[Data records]
------------------------------------------------------------

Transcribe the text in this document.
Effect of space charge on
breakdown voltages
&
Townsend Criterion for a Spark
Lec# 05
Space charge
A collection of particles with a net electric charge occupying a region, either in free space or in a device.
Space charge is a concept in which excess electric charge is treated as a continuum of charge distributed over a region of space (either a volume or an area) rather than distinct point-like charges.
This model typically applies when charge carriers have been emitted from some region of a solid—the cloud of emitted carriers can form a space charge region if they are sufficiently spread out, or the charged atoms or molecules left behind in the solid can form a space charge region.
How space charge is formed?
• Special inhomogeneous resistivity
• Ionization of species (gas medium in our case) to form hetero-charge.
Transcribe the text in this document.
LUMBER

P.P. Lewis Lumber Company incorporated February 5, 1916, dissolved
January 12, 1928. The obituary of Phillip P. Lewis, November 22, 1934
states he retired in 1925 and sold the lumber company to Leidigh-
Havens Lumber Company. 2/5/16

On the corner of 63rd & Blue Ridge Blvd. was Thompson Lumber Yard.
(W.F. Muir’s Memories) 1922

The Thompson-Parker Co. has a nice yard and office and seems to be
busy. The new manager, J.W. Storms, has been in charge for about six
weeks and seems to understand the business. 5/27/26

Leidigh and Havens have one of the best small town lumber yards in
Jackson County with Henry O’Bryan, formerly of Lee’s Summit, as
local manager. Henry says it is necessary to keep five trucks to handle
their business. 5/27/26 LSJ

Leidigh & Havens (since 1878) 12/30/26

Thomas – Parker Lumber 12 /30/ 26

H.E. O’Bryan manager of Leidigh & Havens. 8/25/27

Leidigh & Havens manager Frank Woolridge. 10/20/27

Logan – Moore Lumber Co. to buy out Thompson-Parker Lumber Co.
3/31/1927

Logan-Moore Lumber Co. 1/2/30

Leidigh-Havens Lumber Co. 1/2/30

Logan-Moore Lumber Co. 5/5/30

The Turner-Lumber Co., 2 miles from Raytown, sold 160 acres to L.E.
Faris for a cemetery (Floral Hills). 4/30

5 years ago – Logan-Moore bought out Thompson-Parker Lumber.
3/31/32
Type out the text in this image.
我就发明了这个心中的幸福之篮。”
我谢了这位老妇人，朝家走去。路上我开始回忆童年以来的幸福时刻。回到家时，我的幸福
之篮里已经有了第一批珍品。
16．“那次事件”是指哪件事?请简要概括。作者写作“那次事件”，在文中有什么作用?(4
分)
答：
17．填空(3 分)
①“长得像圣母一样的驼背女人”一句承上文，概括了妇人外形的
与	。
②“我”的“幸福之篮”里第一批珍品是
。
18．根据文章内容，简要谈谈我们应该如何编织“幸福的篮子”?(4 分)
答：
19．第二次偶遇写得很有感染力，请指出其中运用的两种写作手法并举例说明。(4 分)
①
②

------------------------------------------------------------

TASK:
Find every line above that contains the word "Parker", and return each one.

RESPONSE:
The Thompson-Parker Co. has a nice yard and office and seems to be
Thomas – Parker Lumber 12 /30/ 26
Logan – Moore Lumber Co. to buy out Thompson-Parker Lumber Co.
5 years ago – Logan-Moore bought out Thompson-Parker Lumber.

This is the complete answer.